# PROVIDED DATA start
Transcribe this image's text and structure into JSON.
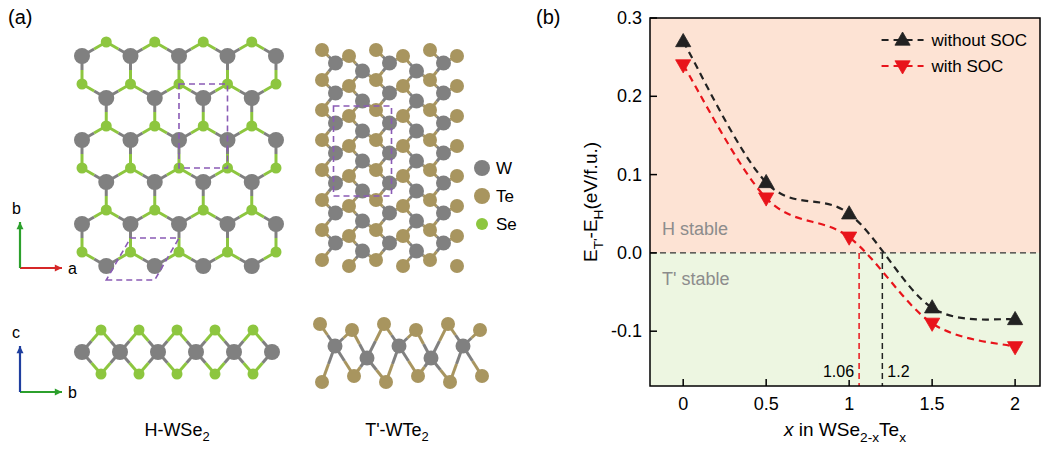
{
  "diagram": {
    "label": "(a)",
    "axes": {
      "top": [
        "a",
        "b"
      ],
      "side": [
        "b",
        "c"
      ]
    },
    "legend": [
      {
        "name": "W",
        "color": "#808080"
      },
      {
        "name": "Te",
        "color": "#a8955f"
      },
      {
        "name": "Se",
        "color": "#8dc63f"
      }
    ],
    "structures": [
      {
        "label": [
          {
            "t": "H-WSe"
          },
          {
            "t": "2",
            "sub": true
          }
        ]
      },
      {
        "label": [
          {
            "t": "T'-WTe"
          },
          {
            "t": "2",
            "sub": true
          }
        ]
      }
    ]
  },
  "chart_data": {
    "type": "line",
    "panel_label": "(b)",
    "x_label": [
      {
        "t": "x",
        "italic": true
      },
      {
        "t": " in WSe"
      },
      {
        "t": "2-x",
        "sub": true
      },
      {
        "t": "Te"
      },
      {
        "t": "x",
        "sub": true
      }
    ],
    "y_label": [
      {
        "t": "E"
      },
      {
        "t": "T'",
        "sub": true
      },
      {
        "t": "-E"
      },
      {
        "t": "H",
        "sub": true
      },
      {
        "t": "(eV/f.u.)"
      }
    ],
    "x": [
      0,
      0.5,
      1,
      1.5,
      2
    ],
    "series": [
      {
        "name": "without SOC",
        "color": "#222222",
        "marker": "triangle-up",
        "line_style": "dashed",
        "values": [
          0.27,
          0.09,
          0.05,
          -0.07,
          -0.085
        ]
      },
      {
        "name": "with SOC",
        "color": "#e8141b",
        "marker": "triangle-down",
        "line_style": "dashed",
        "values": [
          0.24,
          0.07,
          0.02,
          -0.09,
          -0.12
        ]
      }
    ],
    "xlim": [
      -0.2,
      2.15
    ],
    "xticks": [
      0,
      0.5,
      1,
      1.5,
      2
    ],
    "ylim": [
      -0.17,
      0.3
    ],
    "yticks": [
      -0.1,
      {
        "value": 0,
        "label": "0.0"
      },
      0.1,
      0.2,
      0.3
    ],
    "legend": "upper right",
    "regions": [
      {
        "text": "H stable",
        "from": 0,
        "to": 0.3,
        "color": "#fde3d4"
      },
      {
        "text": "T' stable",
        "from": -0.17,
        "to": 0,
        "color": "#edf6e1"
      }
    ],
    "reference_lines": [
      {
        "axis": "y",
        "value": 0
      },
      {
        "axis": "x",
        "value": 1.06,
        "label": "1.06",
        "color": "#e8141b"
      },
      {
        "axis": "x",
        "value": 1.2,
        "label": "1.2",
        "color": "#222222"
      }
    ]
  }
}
# PROVIDED DATA end
» TASK PROMPT
Reproduce every entry exactly, but omit each picture.

» ANSWER TO THE TASK
Transcribe this image's text and structure into JSON.
{
  "diagram": {
    "label": "(a)",
    "axes": {
      "top": [
        "a",
        "b"
      ],
      "side": [
        "b",
        "c"
      ]
    },
    "legend": [
      {
        "name": "W",
        "color": "#808080"
      },
      {
        "name": "Te",
        "color": "#a8955f"
      },
      {
        "name": "Se",
        "color": "#8dc63f"
      }
    ],
    "structures": [
      {
        "label": [
          {
            "t": "H-WSe"
          },
          {
            "t": "2",
            "sub": true
          }
        ]
      },
      {
        "label": [
          {
            "t": "T'-WTe"
          },
          {
            "t": "2",
            "sub": true
          }
        ]
      }
    ]
  },
  "chart_data": {
    "type": "line",
    "panel_label": "(b)",
    "x_label": [
      {
        "t": "x",
        "italic": true
      },
      {
        "t": " in WSe"
      },
      {
        "t": "2-x",
        "sub": true
      },
      {
        "t": "Te"
      },
      {
        "t": "x",
        "sub": true
      }
    ],
    "y_label": [
      {
        "t": "E"
      },
      {
        "t": "T'",
        "sub": true
      },
      {
        "t": "-E"
      },
      {
        "t": "H",
        "sub": true
      },
      {
        "t": "(eV/f.u.)"
      }
    ],
    "x": [
      0,
      0.5,
      1,
      1.5,
      2
    ],
    "series": [
      {
        "name": "without SOC",
        "color": "#222222",
        "marker": "triangle-up",
        "line_style": "dashed",
        "values": [
          0.27,
          0.09,
          0.05,
          -0.07,
          -0.085
        ]
      },
      {
        "name": "with SOC",
        "color": "#e8141b",
        "marker": "triangle-down",
        "line_style": "dashed",
        "values": [
          0.24,
          0.07,
          0.02,
          -0.09,
          -0.12
        ]
      }
    ],
    "xlim": [
      -0.2,
      2.15
    ],
    "xticks": [
      0,
      0.5,
      1,
      1.5,
      2
    ],
    "ylim": [
      -0.17,
      0.3
    ],
    "yticks": [
      -0.1,
      {
        "value": 0,
        "label": "0.0"
      },
      0.1,
      0.2,
      0.3
    ],
    "legend": "upper right",
    "regions": [
      {
        "text": "H stable",
        "from": 0,
        "to": 0.3,
        "color": "#fde3d4"
      },
      {
        "text": "T' stable",
        "from": -0.17,
        "to": 0,
        "color": "#edf6e1"
      }
    ],
    "reference_lines": [
      {
        "axis": "y",
        "value": 0
      },
      {
        "axis": "x",
        "value": 1.06,
        "label": "1.06",
        "color": "#e8141b"
      },
      {
        "axis": "x",
        "value": 1.2,
        "label": "1.2",
        "color": "#222222"
      }
    ]
  }
}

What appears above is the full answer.